* start Dataset entries *

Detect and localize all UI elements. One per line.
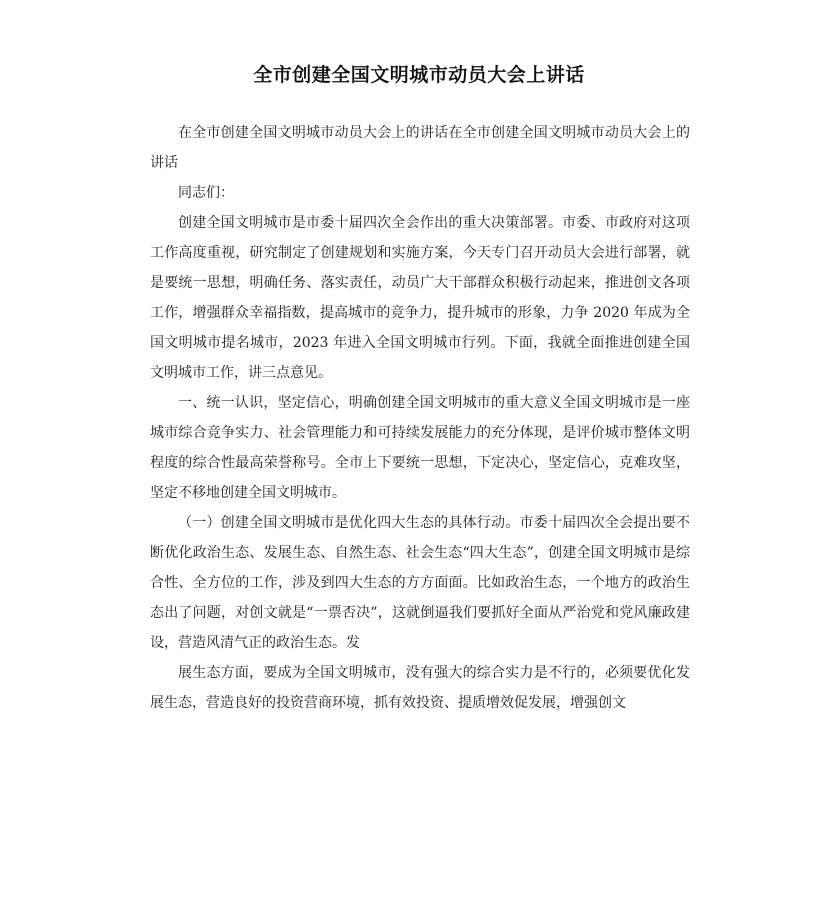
paragraph-salutation: 同志们： — [178, 185, 234, 201]
document-title: 全市创建全国文明城市动员大会上讲话 — [253, 64, 585, 86]
paragraph-development: 展生态方面，要成为全国文明城市，没有强大的综合实力是不行的，必须要优化发展生态，营造良好的投资营商环境，抓有效投资、提质增效促发展，增强创文 — [150, 665, 690, 711]
paragraph-subsection-one: （一）创建全国文明城市是优化四大生态的具体行动。市委十届四次全会提出要不断优化政治生态、发展生态、自然生态、社会生态“四大生态”，创建全国文明城市是综合性、全方位的工作，涉及到四大生态的方方面面。比如政治生态，一个地方的政治生态出了问题，对创文就是“一票否决”，这就倒逼我们要抓好全面从严治党和党风廉政建设，营造风清气正的政治生态。发 — [150, 515, 690, 651]
paragraph-section-one: 一、统一认识，坚定信心，明确创建全国文明城市的重大意义全国文明城市是一座城市综合竞争实力、社会管理能力和可持续发展能力的充分体现，是评价城市整体文明程度的综合性最高荣誉称号。全市上下要统一思想，下定决心，坚定信心，克难攻坚，坚定不移地创建全国文明城市。 — [150, 395, 690, 501]
paragraph-opening: 创建全国文明城市是市委十届四次全会作出的重大决策部署。市委、市政府对这项工作高度重视，研究制定了创建规划和实施方案，今天专门召开动员大会进行部署，就是要统一思想，明确任务、落实责任，动员广大干部群众积极行动起来，推进创文各项工作，增强群众幸福指数，提高城市的竞争力，提升城市的形象，力争 2020 年成为全国文明城市提名城市，2023 年进入全国文明城市行列。下面，我就全面推进创建全国文明城市工作，讲三点意见。 — [150, 215, 690, 381]
document-body — [150, 118, 690, 718]
paragraph-intro: 在全市创建全国文明城市动员大会上的讲话在全市创建全国文明城市动员大会上的讲话 — [150, 125, 690, 171]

* end Dataset entries *

**Task brief**
Turn the lines of the entries above into a numbered list, dropping any blank lines and leaving the pictures out.

**Reply to the exercise**
1. Detect and localize all UI elements. One per line.
2. paragraph-salutation: 同志们： — [178, 185, 234, 201]
3. document-title: 全市创建全国文明城市动员大会上讲话 — [253, 64, 585, 86]
4. paragraph-development: 展生态方面，要成为全国文明城市，没有强大的综合实力是不行的，必须要优化发展生态，营造良好的投资营商环境，抓有效投资、提质增效促发展，增强创文 — [150, 665, 690, 711]
5. paragraph-subsection-one: （一）创建全国文明城市是优化四大生态的具体行动。市委十届四次全会提出要不断优化政治生态、发展生态、自然生态、社会生态“四大生态”，创建全国文明城市是综合性、全方位的工作，涉及到四大生态的方方面面。比如政治生态，一个地方的政治生态出了问题，对创文就是“一票否决”，这就倒逼我们要抓好全面从严治党和党风廉政建设，营造风清气正的政治生态。发 — [150, 515, 690, 651]
6. paragraph-section-one: 一、统一认识，坚定信心，明确创建全国文明城市的重大意义全国文明城市是一座城市综合竞争实力、社会管理能力和可持续发展能力的充分体现，是评价城市整体文明程度的综合性最高荣誉称号。全市上下要统一思想，下定决心，坚定信心，克难攻坚，坚定不移地创建全国文明城市。 — [150, 395, 690, 501]
7. paragraph-opening: 创建全国文明城市是市委十届四次全会作出的重大决策部署。市委、市政府对这项工作高度重视，研究制定了创建规划和实施方案，今天专门召开动员大会进行部署，就是要统一思想，明确任务、落实责任，动员广大干部群众积极行动起来，推进创文各项工作，增强群众幸福指数，提高城市的竞争力，提升城市的形象，力争 2020 年成为全国文明城市提名城市，2023 年进入全国文明城市行列。下面，我就全面推进创建全国文明城市工作，讲三点意见。 — [150, 215, 690, 381]
8. document-body — [150, 118, 690, 718]
9. paragraph-intro: 在全市创建全国文明城市动员大会上的讲话在全市创建全国文明城市动员大会上的讲话 — [150, 125, 690, 171]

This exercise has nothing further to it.